Goal ->
Check every line of the material below for the string "Expression", and return the ones that have it.

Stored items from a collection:
——————

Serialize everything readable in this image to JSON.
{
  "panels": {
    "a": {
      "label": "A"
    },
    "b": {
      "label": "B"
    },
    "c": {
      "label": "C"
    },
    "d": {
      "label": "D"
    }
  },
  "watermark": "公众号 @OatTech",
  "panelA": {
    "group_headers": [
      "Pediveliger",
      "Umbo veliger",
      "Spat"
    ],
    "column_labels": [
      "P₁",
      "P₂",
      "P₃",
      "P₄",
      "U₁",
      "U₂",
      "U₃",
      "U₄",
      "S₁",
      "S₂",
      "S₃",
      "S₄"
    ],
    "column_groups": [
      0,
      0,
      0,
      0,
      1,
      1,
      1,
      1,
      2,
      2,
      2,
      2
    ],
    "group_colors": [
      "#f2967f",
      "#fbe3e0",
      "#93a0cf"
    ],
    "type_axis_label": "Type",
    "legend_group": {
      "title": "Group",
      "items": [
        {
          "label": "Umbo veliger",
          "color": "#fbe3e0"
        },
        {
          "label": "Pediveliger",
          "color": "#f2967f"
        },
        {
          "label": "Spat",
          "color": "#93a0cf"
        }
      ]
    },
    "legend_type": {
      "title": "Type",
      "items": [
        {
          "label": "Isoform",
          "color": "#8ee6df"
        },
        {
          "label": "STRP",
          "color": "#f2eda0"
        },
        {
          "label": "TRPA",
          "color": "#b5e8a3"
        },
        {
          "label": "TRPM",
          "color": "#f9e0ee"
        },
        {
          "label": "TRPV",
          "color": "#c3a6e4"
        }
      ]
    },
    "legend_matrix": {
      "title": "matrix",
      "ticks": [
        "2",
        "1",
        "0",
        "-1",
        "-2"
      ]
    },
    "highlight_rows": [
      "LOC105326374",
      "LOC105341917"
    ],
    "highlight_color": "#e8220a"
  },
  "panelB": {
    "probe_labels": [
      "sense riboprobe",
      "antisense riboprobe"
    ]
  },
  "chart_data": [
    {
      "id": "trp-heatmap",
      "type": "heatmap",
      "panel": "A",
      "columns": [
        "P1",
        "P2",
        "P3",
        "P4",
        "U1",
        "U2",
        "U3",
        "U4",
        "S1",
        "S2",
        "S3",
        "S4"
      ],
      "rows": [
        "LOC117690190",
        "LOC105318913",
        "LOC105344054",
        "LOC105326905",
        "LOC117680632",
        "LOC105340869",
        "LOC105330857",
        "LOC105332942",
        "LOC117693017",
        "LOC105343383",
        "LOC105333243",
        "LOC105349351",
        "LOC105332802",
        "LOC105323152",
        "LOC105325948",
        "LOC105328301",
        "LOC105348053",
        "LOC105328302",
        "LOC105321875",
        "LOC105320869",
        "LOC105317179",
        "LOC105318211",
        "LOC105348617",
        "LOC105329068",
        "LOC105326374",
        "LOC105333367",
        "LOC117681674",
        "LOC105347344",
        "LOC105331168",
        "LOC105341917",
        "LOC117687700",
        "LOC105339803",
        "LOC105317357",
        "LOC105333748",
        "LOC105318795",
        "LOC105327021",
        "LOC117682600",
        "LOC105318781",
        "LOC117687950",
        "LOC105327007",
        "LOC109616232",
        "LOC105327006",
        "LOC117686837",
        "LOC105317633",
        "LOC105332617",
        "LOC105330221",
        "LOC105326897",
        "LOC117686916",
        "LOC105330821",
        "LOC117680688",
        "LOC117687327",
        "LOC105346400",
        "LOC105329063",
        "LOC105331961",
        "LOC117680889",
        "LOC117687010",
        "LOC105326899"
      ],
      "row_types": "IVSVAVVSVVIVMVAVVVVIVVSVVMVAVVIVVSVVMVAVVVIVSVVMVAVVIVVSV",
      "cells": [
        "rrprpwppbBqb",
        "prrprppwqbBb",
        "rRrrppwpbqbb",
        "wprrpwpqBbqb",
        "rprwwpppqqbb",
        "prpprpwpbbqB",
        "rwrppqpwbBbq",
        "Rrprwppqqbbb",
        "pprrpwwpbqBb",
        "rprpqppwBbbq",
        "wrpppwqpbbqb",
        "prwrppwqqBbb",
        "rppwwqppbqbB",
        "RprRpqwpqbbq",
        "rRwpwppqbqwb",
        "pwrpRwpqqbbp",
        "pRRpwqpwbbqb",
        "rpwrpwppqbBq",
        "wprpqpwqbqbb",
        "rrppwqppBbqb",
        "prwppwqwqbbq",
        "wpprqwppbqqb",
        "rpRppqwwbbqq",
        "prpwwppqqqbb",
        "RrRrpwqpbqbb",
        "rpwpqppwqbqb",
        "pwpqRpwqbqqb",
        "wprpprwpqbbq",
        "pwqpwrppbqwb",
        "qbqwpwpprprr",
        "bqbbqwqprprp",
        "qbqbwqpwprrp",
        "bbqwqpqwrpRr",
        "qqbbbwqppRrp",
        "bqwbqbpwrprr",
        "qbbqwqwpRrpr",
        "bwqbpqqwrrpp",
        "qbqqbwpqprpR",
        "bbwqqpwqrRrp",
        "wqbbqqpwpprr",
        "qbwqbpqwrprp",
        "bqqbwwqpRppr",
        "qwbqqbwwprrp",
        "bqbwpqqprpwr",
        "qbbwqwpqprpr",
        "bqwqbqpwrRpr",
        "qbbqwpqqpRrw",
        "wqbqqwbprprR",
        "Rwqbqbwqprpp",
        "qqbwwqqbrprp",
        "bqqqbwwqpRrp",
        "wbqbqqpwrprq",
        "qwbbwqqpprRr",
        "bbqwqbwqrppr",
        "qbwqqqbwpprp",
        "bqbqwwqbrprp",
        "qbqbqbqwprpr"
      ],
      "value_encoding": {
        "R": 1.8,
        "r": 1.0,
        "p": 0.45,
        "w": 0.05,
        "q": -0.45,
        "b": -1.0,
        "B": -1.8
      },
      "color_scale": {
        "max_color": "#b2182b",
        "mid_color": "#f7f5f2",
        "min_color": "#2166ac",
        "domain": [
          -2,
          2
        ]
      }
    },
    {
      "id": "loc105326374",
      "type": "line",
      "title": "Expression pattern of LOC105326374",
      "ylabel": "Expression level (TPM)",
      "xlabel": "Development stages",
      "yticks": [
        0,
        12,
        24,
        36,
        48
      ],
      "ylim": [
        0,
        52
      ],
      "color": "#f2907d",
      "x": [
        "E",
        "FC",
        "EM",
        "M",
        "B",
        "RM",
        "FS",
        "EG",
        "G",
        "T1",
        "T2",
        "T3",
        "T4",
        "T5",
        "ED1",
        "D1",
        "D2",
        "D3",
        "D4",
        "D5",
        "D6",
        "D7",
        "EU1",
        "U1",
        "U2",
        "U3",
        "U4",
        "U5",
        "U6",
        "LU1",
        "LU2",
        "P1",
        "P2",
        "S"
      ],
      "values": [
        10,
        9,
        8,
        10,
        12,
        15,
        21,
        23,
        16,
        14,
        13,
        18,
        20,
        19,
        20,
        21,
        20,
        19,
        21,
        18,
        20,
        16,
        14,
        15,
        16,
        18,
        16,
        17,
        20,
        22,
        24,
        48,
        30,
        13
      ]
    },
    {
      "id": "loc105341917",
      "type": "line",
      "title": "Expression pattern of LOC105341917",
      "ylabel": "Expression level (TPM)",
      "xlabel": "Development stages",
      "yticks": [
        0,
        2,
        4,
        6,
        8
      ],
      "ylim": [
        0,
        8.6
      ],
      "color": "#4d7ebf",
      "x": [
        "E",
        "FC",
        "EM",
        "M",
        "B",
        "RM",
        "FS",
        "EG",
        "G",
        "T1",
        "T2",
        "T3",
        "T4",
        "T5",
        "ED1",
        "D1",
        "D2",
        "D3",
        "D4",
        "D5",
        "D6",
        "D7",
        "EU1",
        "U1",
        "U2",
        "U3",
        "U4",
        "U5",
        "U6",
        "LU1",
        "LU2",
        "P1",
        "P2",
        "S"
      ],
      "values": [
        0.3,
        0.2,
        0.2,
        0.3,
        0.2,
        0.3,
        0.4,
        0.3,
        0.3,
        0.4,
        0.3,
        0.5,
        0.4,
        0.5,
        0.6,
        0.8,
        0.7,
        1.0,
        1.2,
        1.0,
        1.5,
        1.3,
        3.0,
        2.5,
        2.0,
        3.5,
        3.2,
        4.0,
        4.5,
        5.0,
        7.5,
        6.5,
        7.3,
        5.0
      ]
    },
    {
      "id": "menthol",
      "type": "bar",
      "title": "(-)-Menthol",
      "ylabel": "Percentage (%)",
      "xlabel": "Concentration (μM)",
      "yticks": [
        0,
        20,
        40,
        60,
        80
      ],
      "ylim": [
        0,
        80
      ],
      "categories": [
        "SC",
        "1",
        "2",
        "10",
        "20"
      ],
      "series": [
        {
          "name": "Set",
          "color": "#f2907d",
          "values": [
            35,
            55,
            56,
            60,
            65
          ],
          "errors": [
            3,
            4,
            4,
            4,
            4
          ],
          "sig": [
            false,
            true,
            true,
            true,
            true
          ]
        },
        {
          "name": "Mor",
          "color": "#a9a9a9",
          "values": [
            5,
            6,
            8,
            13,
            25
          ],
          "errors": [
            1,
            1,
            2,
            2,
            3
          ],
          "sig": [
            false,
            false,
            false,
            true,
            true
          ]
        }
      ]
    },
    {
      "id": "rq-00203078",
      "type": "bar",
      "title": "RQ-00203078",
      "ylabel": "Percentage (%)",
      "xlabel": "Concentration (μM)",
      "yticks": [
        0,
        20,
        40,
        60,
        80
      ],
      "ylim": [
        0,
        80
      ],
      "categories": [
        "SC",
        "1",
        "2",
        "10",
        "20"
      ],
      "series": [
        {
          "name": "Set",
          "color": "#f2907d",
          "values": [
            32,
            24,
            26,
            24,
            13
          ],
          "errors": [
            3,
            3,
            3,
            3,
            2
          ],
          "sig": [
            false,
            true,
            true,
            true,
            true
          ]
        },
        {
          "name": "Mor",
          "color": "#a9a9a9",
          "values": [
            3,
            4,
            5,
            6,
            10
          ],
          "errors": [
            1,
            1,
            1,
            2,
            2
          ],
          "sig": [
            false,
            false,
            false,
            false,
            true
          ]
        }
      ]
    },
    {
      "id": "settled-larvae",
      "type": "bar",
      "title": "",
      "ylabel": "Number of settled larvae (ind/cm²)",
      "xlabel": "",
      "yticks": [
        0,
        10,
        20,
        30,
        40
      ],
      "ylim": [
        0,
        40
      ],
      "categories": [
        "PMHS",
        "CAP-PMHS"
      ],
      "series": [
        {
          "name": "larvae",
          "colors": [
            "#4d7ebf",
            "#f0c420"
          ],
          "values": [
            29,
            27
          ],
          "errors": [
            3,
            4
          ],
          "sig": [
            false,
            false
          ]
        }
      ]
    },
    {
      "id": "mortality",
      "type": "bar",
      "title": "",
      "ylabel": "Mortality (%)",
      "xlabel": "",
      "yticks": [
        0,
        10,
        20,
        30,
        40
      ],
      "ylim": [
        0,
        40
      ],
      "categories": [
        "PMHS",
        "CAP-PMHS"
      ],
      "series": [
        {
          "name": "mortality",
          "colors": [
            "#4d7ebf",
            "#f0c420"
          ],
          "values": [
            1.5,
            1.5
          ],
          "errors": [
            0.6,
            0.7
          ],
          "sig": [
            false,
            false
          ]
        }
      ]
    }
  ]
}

——————

Worked answer ->
      "title": "Expression pattern of LOC105326374",
      "ylabel": "Expression level (TPM)",
      "title": "Expression pattern of LOC105341917",
      "ylabel": "Expression level (TPM)",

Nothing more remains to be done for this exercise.